[Begin]
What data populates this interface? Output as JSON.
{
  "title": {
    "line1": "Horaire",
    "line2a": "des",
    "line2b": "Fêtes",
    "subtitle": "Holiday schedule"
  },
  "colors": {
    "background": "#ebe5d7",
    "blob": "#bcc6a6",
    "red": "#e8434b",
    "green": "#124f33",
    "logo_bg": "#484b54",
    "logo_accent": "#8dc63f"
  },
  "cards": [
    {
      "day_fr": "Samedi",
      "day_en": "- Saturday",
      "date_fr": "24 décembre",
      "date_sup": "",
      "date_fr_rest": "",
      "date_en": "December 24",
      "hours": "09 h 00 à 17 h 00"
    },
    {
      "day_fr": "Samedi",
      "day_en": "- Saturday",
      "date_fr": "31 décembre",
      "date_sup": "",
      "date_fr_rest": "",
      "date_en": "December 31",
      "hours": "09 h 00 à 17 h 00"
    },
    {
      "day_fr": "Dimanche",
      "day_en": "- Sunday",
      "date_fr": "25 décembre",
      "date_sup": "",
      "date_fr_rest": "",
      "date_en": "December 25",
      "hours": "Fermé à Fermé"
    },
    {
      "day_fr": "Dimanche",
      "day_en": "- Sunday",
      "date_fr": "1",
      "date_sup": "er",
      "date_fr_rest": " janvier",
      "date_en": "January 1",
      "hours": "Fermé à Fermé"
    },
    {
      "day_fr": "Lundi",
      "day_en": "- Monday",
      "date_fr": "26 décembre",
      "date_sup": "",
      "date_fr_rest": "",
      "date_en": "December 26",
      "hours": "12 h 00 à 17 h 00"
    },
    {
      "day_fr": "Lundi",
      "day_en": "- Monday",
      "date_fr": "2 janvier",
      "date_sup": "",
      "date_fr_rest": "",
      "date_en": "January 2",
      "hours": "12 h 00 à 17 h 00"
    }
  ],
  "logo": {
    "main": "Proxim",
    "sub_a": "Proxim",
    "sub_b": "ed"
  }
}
[End]
WHAT YOU SHOULD DO:
Extract all of the data above and output it character for character.

EXERCISE ANSWER:
What data populates this interface? Output as JSON.
{
  "title": {
    "line1": "Horaire",
    "line2a": "des",
    "line2b": "Fêtes",
    "subtitle": "Holiday schedule"
  },
  "colors": {
    "background": "#ebe5d7",
    "blob": "#bcc6a6",
    "red": "#e8434b",
    "green": "#124f33",
    "logo_bg": "#484b54",
    "logo_accent": "#8dc63f"
  },
  "cards": [
    {
      "day_fr": "Samedi",
      "day_en": "- Saturday",
      "date_fr": "24 décembre",
      "date_sup": "",
      "date_fr_rest": "",
      "date_en": "December 24",
      "hours": "09 h 00 à 17 h 00"
    },
    {
      "day_fr": "Samedi",
      "day_en": "- Saturday",
      "date_fr": "31 décembre",
      "date_sup": "",
      "date_fr_rest": "",
      "date_en": "December 31",
      "hours": "09 h 00 à 17 h 00"
    },
    {
      "day_fr": "Dimanche",
      "day_en": "- Sunday",
      "date_fr": "25 décembre",
      "date_sup": "",
      "date_fr_rest": "",
      "date_en": "December 25",
      "hours": "Fermé à Fermé"
    },
    {
      "day_fr": "Dimanche",
      "day_en": "- Sunday",
      "date_fr": "1",
      "date_sup": "er",
      "date_fr_rest": " janvier",
      "date_en": "January 1",
      "hours": "Fermé à Fermé"
    },
    {
      "day_fr": "Lundi",
      "day_en": "- Monday",
      "date_fr": "26 décembre",
      "date_sup": "",
      "date_fr_rest": "",
      "date_en": "December 26",
      "hours": "12 h 00 à 17 h 00"
    },
    {
      "day_fr": "Lundi",
      "day_en": "- Monday",
      "date_fr": "2 janvier",
      "date_sup": "",
      "date_fr_rest": "",
      "date_en": "January 2",
      "hours": "12 h 00 à 17 h 00"
    }
  ],
  "logo": {
    "main": "Proxim",
    "sub_a": "Proxim",
    "sub_b": "ed"
  }
}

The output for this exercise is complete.